Extract to read >>
-- -- --

7        Between 23 and 26 April 2024, the Commission carried out an inspection at the appellants’ premises, during which it requested the content of the mailboxes of a number of the appellants’ employees and officers (‘the electronic correspondence at issue’).

8        The appellants refused on the ground that that correspondence was stored not on local servers but on their parent company’s servers, established in China.

9        The Commission requested the appellants to place a legal hold on the mailboxes of the employees whose data are on the servers located in China.

10      By email of 8 May 2024, the Commission confirmed its requests for access to the electronic correspondence at issue. It is also apparent from the appellants’ appeal and from the Commission’s response that, on 23 May 2024 and 4 July 2024, the Commission again confirmed its wish to access that correspondence.

 The proceedings before the General Court and the order under appeal

11      By application lodged at the Registry of the General Court on 29 May 2024, Nuctech Warsaw Company Limited and Nuctech Netherlands (now InsTech Netherlands) brought an action for the annulment of the decision at issue and of any subsequent acts or requests of the Commission, including the requests for access to the electronic correspondence at issue and the legal hold requests made in that respect.

-- -- --

[Element and region listings]
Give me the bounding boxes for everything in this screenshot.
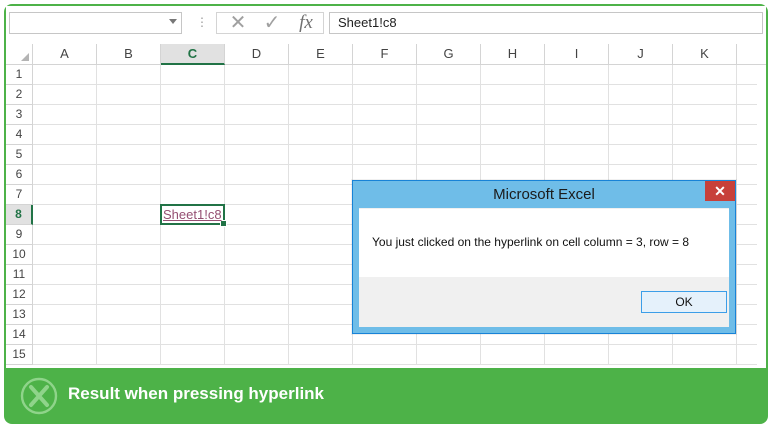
excel-window: ⋮ ✕ ✓ fx Sheet1!c8 ABCDEFGHIJK1234567891… [6, 6, 766, 368]
column-header-g[interactable]: G [417, 44, 481, 65]
row-header-3[interactable]: 3 [6, 105, 33, 125]
row-header-4[interactable]: 4 [6, 125, 33, 145]
column-header-e[interactable]: E [289, 44, 353, 65]
row-header-9[interactable]: 9 [6, 225, 33, 245]
insert-function-icon[interactable]: fx [291, 13, 321, 33]
gridline-horizontal [33, 344, 757, 345]
column-header-i[interactable]: I [545, 44, 609, 65]
enter-check-icon[interactable]: ✓ [257, 13, 287, 33]
message-dialog: Microsoft Excel ✕ You just clicked on th… [352, 180, 736, 334]
gridline-horizontal [33, 164, 757, 165]
column-header-a[interactable]: A [33, 44, 97, 65]
ok-button[interactable]: OK [641, 291, 727, 313]
gridline-horizontal [33, 364, 757, 365]
select-all-button[interactable] [6, 44, 33, 65]
cell-hyperlink[interactable]: Sheet1!c8 [163, 206, 222, 224]
column-header-c[interactable]: C [161, 44, 225, 65]
select-all-triangle-icon [21, 53, 29, 61]
dialog-body: You just clicked on the hyperlink on cel… [359, 209, 729, 277]
row-header-5[interactable]: 5 [6, 145, 33, 165]
excel-logo-icon [20, 377, 58, 415]
dialog-title: Microsoft Excel [493, 186, 595, 203]
row-header-2[interactable]: 2 [6, 85, 33, 105]
formula-bar: ⋮ ✕ ✓ fx Sheet1!c8 [6, 6, 766, 44]
dialog-footer: OK [359, 277, 729, 325]
close-button[interactable]: ✕ [705, 181, 735, 201]
formula-buttons: ✕ ✓ fx [216, 12, 324, 34]
name-box[interactable] [9, 12, 182, 34]
row-header-12[interactable]: 12 [6, 285, 33, 305]
column-header-b[interactable]: B [97, 44, 161, 65]
gridline-horizontal [33, 144, 757, 145]
gridline-vertical [288, 65, 289, 365]
column-header-partial[interactable] [737, 44, 766, 65]
cancel-icon[interactable]: ✕ [223, 13, 253, 33]
caption-banner: Result when pressing hyperlink [4, 372, 768, 420]
row-header-15[interactable]: 15 [6, 345, 33, 365]
banner-caption: Result when pressing hyperlink [68, 384, 325, 403]
gridline-vertical [736, 65, 737, 365]
row-header-7[interactable]: 7 [6, 185, 33, 205]
gridline-horizontal [33, 104, 757, 105]
row-header-13[interactable]: 13 [6, 305, 33, 325]
column-header-h[interactable]: H [481, 44, 545, 65]
row-header-14[interactable]: 14 [6, 325, 33, 345]
formula-bar-grip: ⋮ [196, 15, 208, 29]
row-header-11[interactable]: 11 [6, 265, 33, 285]
column-header-d[interactable]: D [225, 44, 289, 65]
chevron-down-icon[interactable] [169, 19, 177, 24]
gridline-vertical [96, 65, 97, 365]
row-header-10[interactable]: 10 [6, 245, 33, 265]
row-header-1[interactable]: 1 [6, 65, 33, 85]
column-header-j[interactable]: J [609, 44, 673, 65]
row-header-8[interactable]: 8 [6, 205, 33, 225]
column-header-f[interactable]: F [353, 44, 417, 65]
dialog-titlebar[interactable]: Microsoft Excel ✕ [353, 181, 735, 208]
gridline-horizontal [33, 84, 757, 85]
dialog-message: You just clicked on the hyperlink on cel… [372, 235, 690, 249]
gridline-horizontal [33, 124, 757, 125]
formula-input[interactable]: Sheet1!c8 [329, 12, 763, 34]
column-header-k[interactable]: K [673, 44, 737, 65]
row-header-6[interactable]: 6 [6, 165, 33, 185]
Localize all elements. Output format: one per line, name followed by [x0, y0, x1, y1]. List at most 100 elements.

-- -- --

What to do >>
- a) Write out the passage on the Commission's inspection between "7        Between 23 and" and "access that correspondence.", inclusive.
- b) In the records, change "row-header" to "row-label" between the lines holding "excel-window: ⋮ ✕" and "gridline-horizontal [33, 344, 757, 345]", inclusive, and give back only those lines.

Task-by-task results >>
- a)
7        Between 23 and 26 April 2024, the Commission carried out an inspection at the appellants’ premises, during which it requested the content of the mailboxes of a number of the appellants’ employees and officers (‘the electronic correspondence at issue’).

8        The appellants refused on the ground that that correspondence was stored not on local servers but on their parent company’s servers, established in China.

9        The Commission requested the appellants to place a legal hold on the mailboxes of the employees whose data are on the servers located in China.

10      By email of 8 May 2024, the Commission confirmed its requests for access to the electronic correspondence at issue. It is also apparent from the appellants’ appeal and from the Commission’s response that, on 23 May 2024 and 4 July 2024, the Commission again confirmed its wish to access that correspondence.

- b)
excel-window: ⋮ ✕ ✓ fx Sheet1!c8 ABCDEFGHIJK1234567891… [6, 6, 766, 368]
column-header-g[interactable]: G [417, 44, 481, 65]
row-label-3[interactable]: 3 [6, 105, 33, 125]
row-label-4[interactable]: 4 [6, 125, 33, 145]
column-header-e[interactable]: E [289, 44, 353, 65]
row-label-9[interactable]: 9 [6, 225, 33, 245]
insert-function-icon[interactable]: fx [291, 13, 321, 33]
gridline-horizontal [33, 344, 757, 345]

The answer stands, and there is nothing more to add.